> Exercise objective:
Below are records to transcribe exactly, without their pictures.

● ● ● ●

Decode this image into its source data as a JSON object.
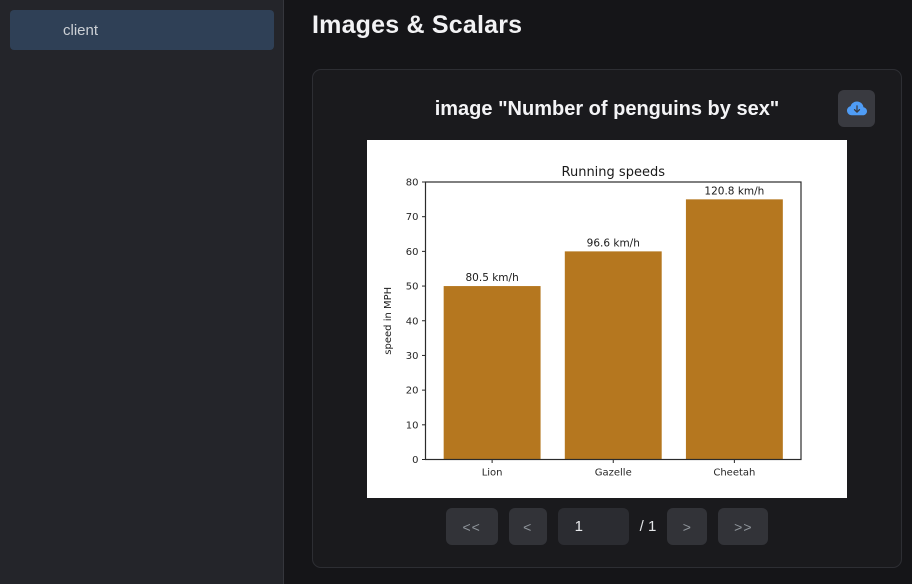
{
  "sidebar": {
    "items": [
      {
        "label": "client",
        "selected": true
      }
    ]
  },
  "header": {
    "title": "Images & Scalars"
  },
  "card": {
    "title": "image \"Number of penguins by sex\"",
    "download_icon": "cloud-download-icon"
  },
  "pagination": {
    "first_label": "<<",
    "prev_label": "<",
    "page_value": "1",
    "total_label": "/ 1",
    "next_label": ">",
    "last_label": ">>"
  },
  "colors": {
    "accent_blue": "#4f9cf5",
    "selected_item_bg": "#2f4056",
    "bar_color": "#b5771f",
    "card_bg": "#1a1a1d",
    "sidebar_bg": "#24252a",
    "main_bg": "#151518"
  },
  "chart_data": {
    "type": "bar",
    "title": "Running speeds",
    "categories": [
      "Lion",
      "Gazelle",
      "Cheetah"
    ],
    "values": [
      50,
      60,
      75
    ],
    "bar_labels": [
      "80.5 km/h",
      "96.6 km/h",
      "120.8 km/h"
    ],
    "xlabel": "",
    "ylabel": "speed in MPH",
    "ylim": [
      0,
      80
    ],
    "yticks": [
      0,
      10,
      20,
      30,
      40,
      50,
      60,
      70,
      80
    ],
    "bar_color": "#b5771f",
    "background": "#ffffff",
    "grid": false,
    "legend": false
  }
}
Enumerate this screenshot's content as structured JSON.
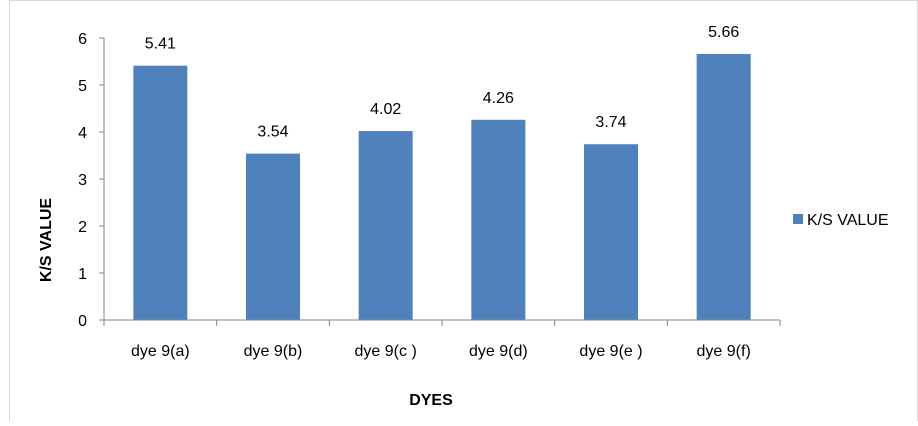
{
  "chart_data": {
    "type": "bar",
    "categories": [
      "dye 9(a)",
      "dye 9(b)",
      "dye 9(c )",
      "dye 9(d)",
      "dye 9(e )",
      "dye 9(f)"
    ],
    "series": [
      {
        "name": "K/S VALUE",
        "values": [
          5.41,
          3.54,
          4.02,
          4.26,
          3.74,
          5.66
        ],
        "color": "#4F81BD"
      }
    ],
    "data_labels": [
      "5.41",
      "3.54",
      "4.02",
      "4.26",
      "3.74",
      "5.66"
    ],
    "yticks": [
      "0",
      "1",
      "2",
      "3",
      "4",
      "5",
      "6"
    ],
    "ylim": [
      0,
      6
    ],
    "xlabel": "DYES",
    "ylabel": "K/S VALUE",
    "legend": {
      "position": "right",
      "label": "K/S VALUE"
    },
    "grid": false
  }
}
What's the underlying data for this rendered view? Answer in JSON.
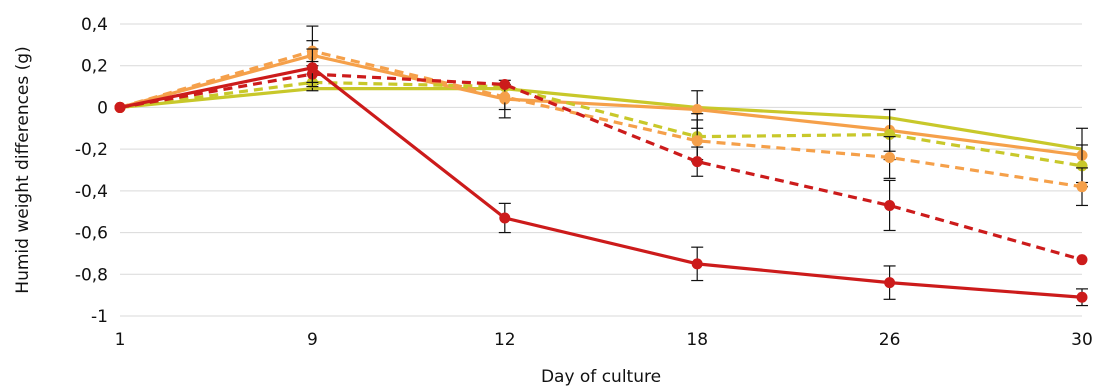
{
  "chart_data": {
    "type": "line",
    "title": "",
    "xlabel": "Day of culture",
    "ylabel": "Humid weight differences (g)",
    "categories": [
      "1",
      "9",
      "12",
      "18",
      "26",
      "30"
    ],
    "ylim": [
      -1,
      0.4
    ],
    "yticks": [
      0.4,
      0.2,
      0,
      -0.2,
      -0.4,
      -0.6,
      -0.8,
      -1
    ],
    "ytick_labels": [
      "0,4",
      "0,2",
      "0",
      "-0,2",
      "-0,4",
      "-0,6",
      "-0,8",
      "-1"
    ],
    "grid": "horizontal",
    "legend": "none",
    "series": [
      {
        "color": "#c8c82a",
        "style": "solid",
        "marker": "none",
        "values": [
          0,
          0.09,
          0.09,
          0.0,
          -0.05,
          -0.2
        ],
        "errors": [
          0,
          0.0,
          0.0,
          0.0,
          0.0,
          0.0
        ]
      },
      {
        "color": "#f5a04a",
        "style": "solid",
        "marker": "circle",
        "values": [
          0,
          0.25,
          0.04,
          -0.01,
          -0.11,
          -0.23
        ],
        "errors": [
          0,
          0.14,
          0.09,
          0.09,
          0.1,
          0.13
        ]
      },
      {
        "color": "#c8c82a",
        "style": "dashed",
        "marker": "circle",
        "values": [
          0,
          0.12,
          0.1,
          -0.14,
          -0.13,
          -0.28
        ],
        "errors": [
          0,
          0.04,
          0.0,
          0.11,
          0.12,
          0.1
        ]
      },
      {
        "color": "#f5a04a",
        "style": "dashed",
        "marker": "circle",
        "values": [
          0,
          0.27,
          0.05,
          -0.16,
          -0.24,
          -0.38
        ],
        "errors": [
          0,
          0.05,
          0.06,
          0.1,
          0.1,
          0.09
        ]
      },
      {
        "color": "#cc1b1b",
        "style": "dashed",
        "marker": "circle",
        "values": [
          0,
          0.16,
          0.11,
          -0.26,
          -0.47,
          -0.73
        ],
        "errors": [
          0,
          0.04,
          0.0,
          0.07,
          0.12,
          0.0
        ]
      },
      {
        "color": "#cc1b1b",
        "style": "solid",
        "marker": "circle",
        "values": [
          0,
          0.19,
          -0.53,
          -0.75,
          -0.84,
          -0.91
        ],
        "errors": [
          0,
          0.09,
          0.07,
          0.08,
          0.08,
          0.04
        ]
      }
    ]
  }
}
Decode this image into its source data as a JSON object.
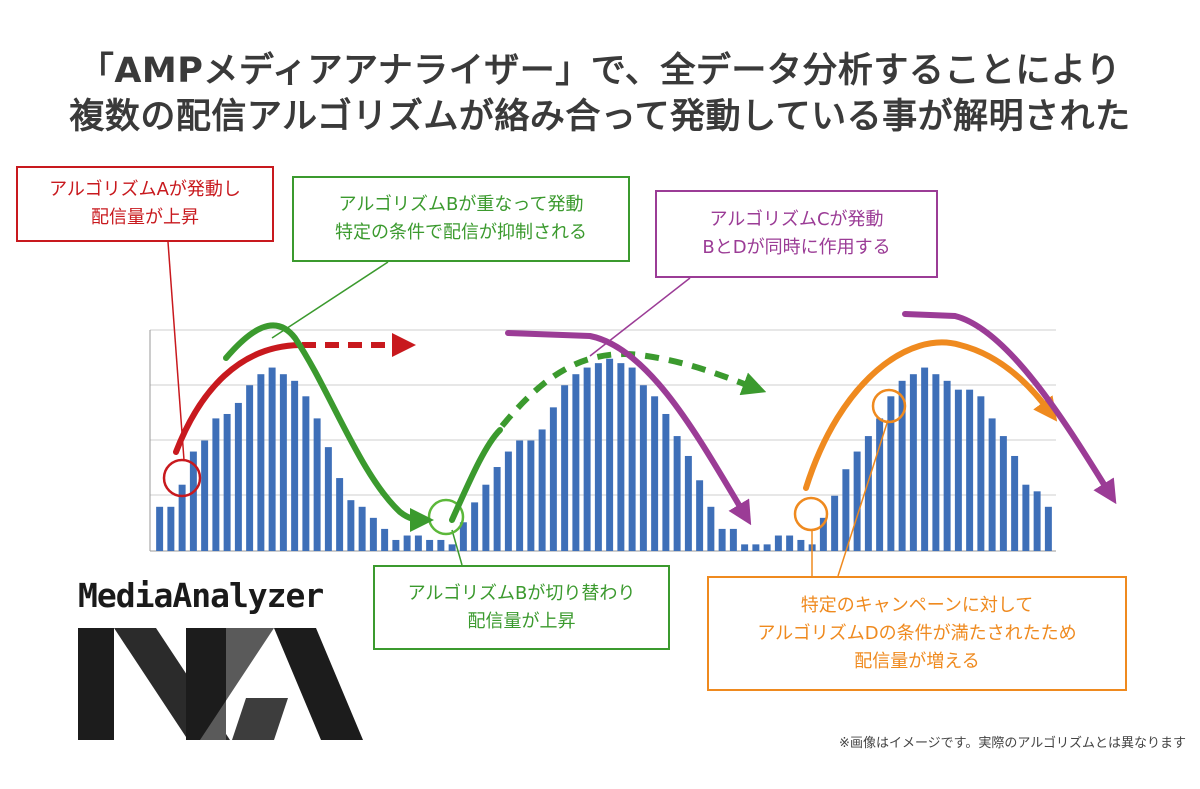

● ● ● ●

> Exercise output:
Decode this image into its source data as a JSON object.
{
  "sidebar": {
    "items": [
      {
        "label": "client",
        "selected": true
      }
    ]
  },
  "header": {
    "title": "Images & Scalars"
  },
  "card": {
    "title": "image \"Number of penguins by sex\"",
    "download_icon": "cloud-download-icon"
  },
  "pagination": {
    "first_label": "<<",
    "prev_label": "<",
    "page_value": "1",
    "total_label": "/ 1",
    "next_label": ">",
    "last_label": ">>"
  },
  "colors": {
    "accent_blue": "#4f9cf5",
    "selected_item_bg": "#2f4056",
    "bar_color": "#b5771f",
    "card_bg": "#1a1a1d",
    "sidebar_bg": "#24252a",
    "main_bg": "#151518"
  },
  "chart_data": {
    "type": "bar",
    "title": "Running speeds",
    "categories": [
      "Lion",
      "Gazelle",
      "Cheetah"
    ],
    "values": [
      50,
      60,
      75
    ],
    "bar_labels": [
      "80.5 km/h",
      "96.6 km/h",
      "120.8 km/h"
    ],
    "xlabel": "",
    "ylabel": "speed in MPH",
    "ylim": [
      0,
      80
    ],
    "yticks": [
      0,
      10,
      20,
      30,
      40,
      50,
      60,
      70,
      80
    ],
    "bar_color": "#b5771f",
    "background": "#ffffff",
    "grid": false,
    "legend": false
  }
}
Enumerate this screenshot's content as structured JSON.
{
  "chart_data": {
    "type": "bar",
    "categories": [
      "dye 9(a)",
      "dye 9(b)",
      "dye 9(c )",
      "dye 9(d)",
      "dye 9(e )",
      "dye 9(f)"
    ],
    "series": [
      {
        "name": "K/S VALUE",
        "values": [
          5.41,
          3.54,
          4.02,
          4.26,
          3.74,
          5.66
        ],
        "color": "#4F81BD"
      }
    ],
    "data_labels": [
      "5.41",
      "3.54",
      "4.02",
      "4.26",
      "3.74",
      "5.66"
    ],
    "yticks": [
      "0",
      "1",
      "2",
      "3",
      "4",
      "5",
      "6"
    ],
    "ylim": [
      0,
      6
    ],
    "xlabel": "DYES",
    "ylabel": "K/S VALUE",
    "legend": {
      "position": "right",
      "label": "K/S VALUE"
    },
    "grid": false
  }
}
What's the underlying data for this rendered view? Answer in JSON.
{
  "chart_data": {
    "type": "line",
    "title": "",
    "xlabel": "Day of culture",
    "ylabel": "Humid weight differences (g)",
    "categories": [
      "1",
      "9",
      "12",
      "18",
      "26",
      "30"
    ],
    "ylim": [
      -1,
      0.4
    ],
    "yticks": [
      0.4,
      0.2,
      0,
      -0.2,
      -0.4,
      -0.6,
      -0.8,
      -1
    ],
    "ytick_labels": [
      "0,4",
      "0,2",
      "0",
      "-0,2",
      "-0,4",
      "-0,6",
      "-0,8",
      "-1"
    ],
    "grid": "horizontal",
    "legend": "none",
    "series": [
      {
        "color": "#c8c82a",
        "style": "solid",
        "marker": "none",
        "values": [
          0,
          0.09,
          0.09,
          0.0,
          -0.05,
          -0.2
        ],
        "errors": [
          0,
          0.0,
          0.0,
          0.0,
          0.0,
          0.0
        ]
      },
      {
        "color": "#f5a04a",
        "style": "solid",
        "marker": "circle",
        "values": [
          0,
          0.25,
          0.04,
          -0.01,
          -0.11,
          -0.23
        ],
        "errors": [
          0,
          0.14,
          0.09,
          0.09,
          0.1,
          0.13
        ]
      },
      {
        "color": "#c8c82a",
        "style": "dashed",
        "marker": "circle",
        "values": [
          0,
          0.12,
          0.1,
          -0.14,
          -0.13,
          -0.28
        ],
        "errors": [
          0,
          0.04,
          0.0,
          0.11,
          0.12,
          0.1
        ]
      },
      {
        "color": "#f5a04a",
        "style": "dashed",
        "marker": "circle",
        "values": [
          0,
          0.27,
          0.05,
          -0.16,
          -0.24,
          -0.38
        ],
        "errors": [
          0,
          0.05,
          0.06,
          0.1,
          0.1,
          0.09
        ]
      },
      {
        "color": "#cc1b1b",
        "style": "dashed",
        "marker": "circle",
        "values": [
          0,
          0.16,
          0.11,
          -0.26,
          -0.47,
          -0.73
        ],
        "errors": [
          0,
          0.04,
          0.0,
          0.07,
          0.12,
          0.0
        ]
      },
      {
        "color": "#cc1b1b",
        "style": "solid",
        "marker": "circle",
        "values": [
          0,
          0.19,
          -0.53,
          -0.75,
          -0.84,
          -0.91
        ],
        "errors": [
          0,
          0.09,
          0.07,
          0.08,
          0.08,
          0.04
        ]
      }
    ]
  }
}
Decode this image into its source data as a JSON object.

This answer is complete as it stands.